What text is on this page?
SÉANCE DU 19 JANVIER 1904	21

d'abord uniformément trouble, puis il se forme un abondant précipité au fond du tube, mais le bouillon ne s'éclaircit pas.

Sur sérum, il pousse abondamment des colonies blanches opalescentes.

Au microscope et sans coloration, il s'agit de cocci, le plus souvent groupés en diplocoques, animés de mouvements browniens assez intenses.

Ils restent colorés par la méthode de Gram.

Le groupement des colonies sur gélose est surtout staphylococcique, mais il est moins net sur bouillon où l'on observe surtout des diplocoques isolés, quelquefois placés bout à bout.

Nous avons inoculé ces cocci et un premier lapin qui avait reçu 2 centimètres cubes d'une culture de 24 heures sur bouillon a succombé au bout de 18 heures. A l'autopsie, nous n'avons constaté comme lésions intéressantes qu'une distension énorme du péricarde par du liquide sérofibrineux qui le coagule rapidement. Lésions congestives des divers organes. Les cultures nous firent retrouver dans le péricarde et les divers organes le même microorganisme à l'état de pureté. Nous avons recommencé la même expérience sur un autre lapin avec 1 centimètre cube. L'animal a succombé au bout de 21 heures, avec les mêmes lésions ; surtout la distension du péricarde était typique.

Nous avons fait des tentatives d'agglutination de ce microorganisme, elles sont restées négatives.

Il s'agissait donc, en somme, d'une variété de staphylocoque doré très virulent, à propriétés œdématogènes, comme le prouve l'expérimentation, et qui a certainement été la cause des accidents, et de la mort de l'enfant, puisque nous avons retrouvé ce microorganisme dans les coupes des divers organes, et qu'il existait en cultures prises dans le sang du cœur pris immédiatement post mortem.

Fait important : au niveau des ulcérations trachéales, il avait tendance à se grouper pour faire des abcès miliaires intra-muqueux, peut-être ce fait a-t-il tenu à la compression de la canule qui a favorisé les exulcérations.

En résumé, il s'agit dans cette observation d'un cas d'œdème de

[Work required]: Print out the whole listing exactly as it appears.

[Answer to this exercise]:
What text is on this page?
SÉANCE DU 19 JANVIER 1904	21

d'abord uniformément trouble, puis il se forme un abondant précipité au fond du tube, mais le bouillon ne s'éclaircit pas.

Sur sérum, il pousse abondamment des colonies blanches opalescentes.

Au microscope et sans coloration, il s'agit de cocci, le plus souvent groupés en diplocoques, animés de mouvements browniens assez intenses.

Ils restent colorés par la méthode de Gram.

Le groupement des colonies sur gélose est surtout staphylococcique, mais il est moins net sur bouillon où l'on observe surtout des diplocoques isolés, quelquefois placés bout à bout.

Nous avons inoculé ces cocci et un premier lapin qui avait reçu 2 centimètres cubes d'une culture de 24 heures sur bouillon a succombé au bout de 18 heures. A l'autopsie, nous n'avons constaté comme lésions intéressantes qu'une distension énorme du péricarde par du liquide sérofibrineux qui le coagule rapidement. Lésions congestives des divers organes. Les cultures nous firent retrouver dans le péricarde et les divers organes le même microorganisme à l'état de pureté. Nous avons recommencé la même expérience sur un autre lapin avec 1 centimètre cube. L'animal a succombé au bout de 21 heures, avec les mêmes lésions ; surtout la distension du péricarde était typique.

Nous avons fait des tentatives d'agglutination de ce microorganisme, elles sont restées négatives.

Il s'agissait donc, en somme, d'une variété de staphylocoque doré très virulent, à propriétés œdématogènes, comme le prouve l'expérimentation, et qui a certainement été la cause des accidents, et de la mort de l'enfant, puisque nous avons retrouvé ce microorganisme dans les coupes des divers organes, et qu'il existait en cultures prises dans le sang du cœur pris immédiatement post mortem.

Fait important : au niveau des ulcérations trachéales, il avait tendance à se grouper pour faire des abcès miliaires intra-muqueux, peut-être ce fait a-t-il tenu à la compression de la canule qui a favorisé les exulcérations.

En résumé, il s'agit dans cette observation d'un cas d'œdème de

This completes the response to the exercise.